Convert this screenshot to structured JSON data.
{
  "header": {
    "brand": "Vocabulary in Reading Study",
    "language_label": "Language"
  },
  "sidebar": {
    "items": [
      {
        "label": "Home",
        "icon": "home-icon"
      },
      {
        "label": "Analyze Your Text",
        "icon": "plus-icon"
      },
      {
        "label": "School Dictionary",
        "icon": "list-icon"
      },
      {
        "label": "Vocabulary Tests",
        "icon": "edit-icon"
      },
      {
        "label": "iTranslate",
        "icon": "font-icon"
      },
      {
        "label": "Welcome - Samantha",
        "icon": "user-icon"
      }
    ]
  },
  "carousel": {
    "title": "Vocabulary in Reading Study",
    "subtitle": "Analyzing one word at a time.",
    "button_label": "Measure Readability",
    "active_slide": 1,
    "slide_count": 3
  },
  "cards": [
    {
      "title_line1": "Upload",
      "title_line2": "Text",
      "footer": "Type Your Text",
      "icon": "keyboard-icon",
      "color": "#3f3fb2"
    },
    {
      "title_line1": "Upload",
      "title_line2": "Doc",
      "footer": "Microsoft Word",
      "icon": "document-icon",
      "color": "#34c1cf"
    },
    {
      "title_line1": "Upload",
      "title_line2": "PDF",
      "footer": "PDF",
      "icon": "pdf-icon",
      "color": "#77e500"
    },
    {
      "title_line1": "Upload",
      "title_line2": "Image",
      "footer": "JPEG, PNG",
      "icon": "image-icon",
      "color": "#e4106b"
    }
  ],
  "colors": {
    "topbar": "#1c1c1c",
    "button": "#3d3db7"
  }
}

******

## What to do
Please reproduce the entire listing, exactly as shown.

## Problem solution
Convert this screenshot to structured JSON data.
{
  "header": {
    "brand": "Vocabulary in Reading Study",
    "language_label": "Language"
  },
  "sidebar": {
    "items": [
      {
        "label": "Home",
        "icon": "home-icon"
      },
      {
        "label": "Analyze Your Text",
        "icon": "plus-icon"
      },
      {
        "label": "School Dictionary",
        "icon": "list-icon"
      },
      {
        "label": "Vocabulary Tests",
        "icon": "edit-icon"
      },
      {
        "label": "iTranslate",
        "icon": "font-icon"
      },
      {
        "label": "Welcome - Samantha",
        "icon": "user-icon"
      }
    ]
  },
  "carousel": {
    "title": "Vocabulary in Reading Study",
    "subtitle": "Analyzing one word at a time.",
    "button_label": "Measure Readability",
    "active_slide": 1,
    "slide_count": 3
  },
  "cards": [
    {
      "title_line1": "Upload",
      "title_line2": "Text",
      "footer": "Type Your Text",
      "icon": "keyboard-icon",
      "color": "#3f3fb2"
    },
    {
      "title_line1": "Upload",
      "title_line2": "Doc",
      "footer": "Microsoft Word",
      "icon": "document-icon",
      "color": "#34c1cf"
    },
    {
      "title_line1": "Upload",
      "title_line2": "PDF",
      "footer": "PDF",
      "icon": "pdf-icon",
      "color": "#77e500"
    },
    {
      "title_line1": "Upload",
      "title_line2": "Image",
      "footer": "JPEG, PNG",
      "icon": "image-icon",
      "color": "#e4106b"
    }
  ],
  "colors": {
    "topbar": "#1c1c1c",
    "button": "#3d3db7"
  }
}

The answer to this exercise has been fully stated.